** BEGIN GIVEN INFORMATION **
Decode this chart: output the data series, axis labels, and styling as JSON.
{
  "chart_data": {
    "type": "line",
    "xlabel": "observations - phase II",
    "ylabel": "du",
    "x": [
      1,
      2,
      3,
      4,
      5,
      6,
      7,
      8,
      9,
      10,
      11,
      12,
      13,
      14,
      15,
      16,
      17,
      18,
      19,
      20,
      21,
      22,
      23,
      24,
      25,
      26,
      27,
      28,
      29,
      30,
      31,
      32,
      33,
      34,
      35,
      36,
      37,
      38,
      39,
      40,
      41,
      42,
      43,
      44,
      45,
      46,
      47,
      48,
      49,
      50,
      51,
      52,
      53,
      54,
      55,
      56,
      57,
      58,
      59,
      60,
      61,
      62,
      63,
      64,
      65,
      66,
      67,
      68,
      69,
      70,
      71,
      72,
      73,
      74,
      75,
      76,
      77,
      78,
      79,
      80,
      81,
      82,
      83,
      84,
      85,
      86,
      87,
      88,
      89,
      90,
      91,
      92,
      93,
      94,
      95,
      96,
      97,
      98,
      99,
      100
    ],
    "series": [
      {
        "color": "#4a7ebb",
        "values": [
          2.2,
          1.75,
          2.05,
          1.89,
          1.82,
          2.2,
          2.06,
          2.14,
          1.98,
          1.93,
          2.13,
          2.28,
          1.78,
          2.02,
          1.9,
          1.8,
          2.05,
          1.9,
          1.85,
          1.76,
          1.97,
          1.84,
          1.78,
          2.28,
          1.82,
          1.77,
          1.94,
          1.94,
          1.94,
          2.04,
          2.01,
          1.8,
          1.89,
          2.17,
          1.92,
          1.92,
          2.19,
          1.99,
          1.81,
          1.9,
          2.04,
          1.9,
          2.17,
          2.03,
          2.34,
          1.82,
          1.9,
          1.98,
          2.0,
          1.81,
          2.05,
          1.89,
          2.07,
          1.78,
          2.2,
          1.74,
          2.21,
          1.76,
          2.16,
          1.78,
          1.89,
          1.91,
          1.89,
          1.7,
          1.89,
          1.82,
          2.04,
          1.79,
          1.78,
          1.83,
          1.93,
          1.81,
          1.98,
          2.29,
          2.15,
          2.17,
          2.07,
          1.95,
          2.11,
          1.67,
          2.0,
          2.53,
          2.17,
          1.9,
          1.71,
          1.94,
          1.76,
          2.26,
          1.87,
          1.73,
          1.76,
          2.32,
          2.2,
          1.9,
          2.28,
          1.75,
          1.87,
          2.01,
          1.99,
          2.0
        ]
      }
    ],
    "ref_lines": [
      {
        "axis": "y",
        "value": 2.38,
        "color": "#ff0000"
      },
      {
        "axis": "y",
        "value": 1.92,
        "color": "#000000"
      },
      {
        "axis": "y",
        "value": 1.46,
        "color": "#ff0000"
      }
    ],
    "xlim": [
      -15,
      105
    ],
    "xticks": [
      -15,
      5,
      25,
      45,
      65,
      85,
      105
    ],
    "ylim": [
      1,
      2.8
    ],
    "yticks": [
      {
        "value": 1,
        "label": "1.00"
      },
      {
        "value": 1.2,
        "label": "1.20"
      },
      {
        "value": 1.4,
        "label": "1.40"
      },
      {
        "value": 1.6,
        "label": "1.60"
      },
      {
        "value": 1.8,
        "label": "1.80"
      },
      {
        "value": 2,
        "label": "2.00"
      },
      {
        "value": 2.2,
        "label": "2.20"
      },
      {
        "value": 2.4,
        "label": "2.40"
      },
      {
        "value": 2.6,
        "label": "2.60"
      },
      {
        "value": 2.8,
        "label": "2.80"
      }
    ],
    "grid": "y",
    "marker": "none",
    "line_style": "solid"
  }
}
** END GIVEN INFORMATION **
** BEGIN GIVEN INFORMATION **
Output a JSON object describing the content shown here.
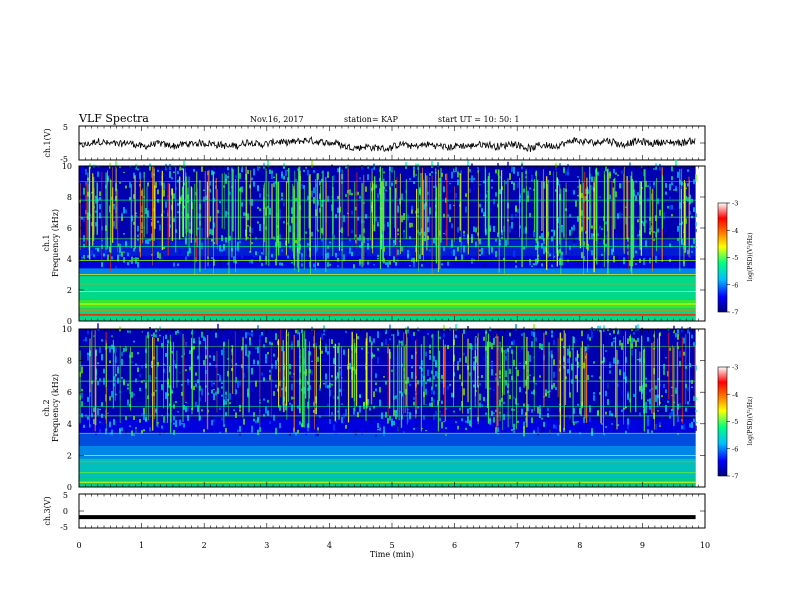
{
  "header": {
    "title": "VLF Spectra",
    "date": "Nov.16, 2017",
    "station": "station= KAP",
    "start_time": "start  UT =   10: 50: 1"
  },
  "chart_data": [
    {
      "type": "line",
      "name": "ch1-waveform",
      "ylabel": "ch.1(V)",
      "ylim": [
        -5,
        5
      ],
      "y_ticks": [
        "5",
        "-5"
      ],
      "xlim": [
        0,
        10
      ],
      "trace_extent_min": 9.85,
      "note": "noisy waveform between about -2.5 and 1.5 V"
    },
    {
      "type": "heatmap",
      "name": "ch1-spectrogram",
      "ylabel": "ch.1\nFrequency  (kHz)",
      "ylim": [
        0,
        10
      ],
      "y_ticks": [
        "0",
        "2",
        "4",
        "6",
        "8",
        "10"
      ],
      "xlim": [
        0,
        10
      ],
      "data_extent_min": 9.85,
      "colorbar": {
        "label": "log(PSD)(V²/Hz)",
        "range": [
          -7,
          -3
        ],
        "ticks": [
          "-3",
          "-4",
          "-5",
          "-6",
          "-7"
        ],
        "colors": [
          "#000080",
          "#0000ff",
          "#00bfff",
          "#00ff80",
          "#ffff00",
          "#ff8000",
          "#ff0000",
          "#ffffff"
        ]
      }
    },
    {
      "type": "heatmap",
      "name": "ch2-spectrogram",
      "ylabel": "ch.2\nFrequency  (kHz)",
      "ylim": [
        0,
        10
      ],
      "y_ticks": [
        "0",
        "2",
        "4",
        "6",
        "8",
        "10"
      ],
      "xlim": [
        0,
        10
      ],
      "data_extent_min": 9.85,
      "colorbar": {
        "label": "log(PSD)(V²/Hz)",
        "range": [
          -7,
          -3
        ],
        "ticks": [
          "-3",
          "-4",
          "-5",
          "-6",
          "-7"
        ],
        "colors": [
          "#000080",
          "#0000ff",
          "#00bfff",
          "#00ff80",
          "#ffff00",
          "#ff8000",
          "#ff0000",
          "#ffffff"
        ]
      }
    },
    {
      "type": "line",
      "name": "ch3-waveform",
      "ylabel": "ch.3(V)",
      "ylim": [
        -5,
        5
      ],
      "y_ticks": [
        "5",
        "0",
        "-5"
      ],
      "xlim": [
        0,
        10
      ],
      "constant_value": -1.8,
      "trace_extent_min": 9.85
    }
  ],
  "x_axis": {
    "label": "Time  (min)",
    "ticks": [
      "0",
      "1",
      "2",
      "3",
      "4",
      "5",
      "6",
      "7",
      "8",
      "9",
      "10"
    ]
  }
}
** END GIVEN INFORMATION **
### BRIEF
Look through the entries and work out how many lines have the word "JSON" in them; reply with that number only.

### OUTPUT
2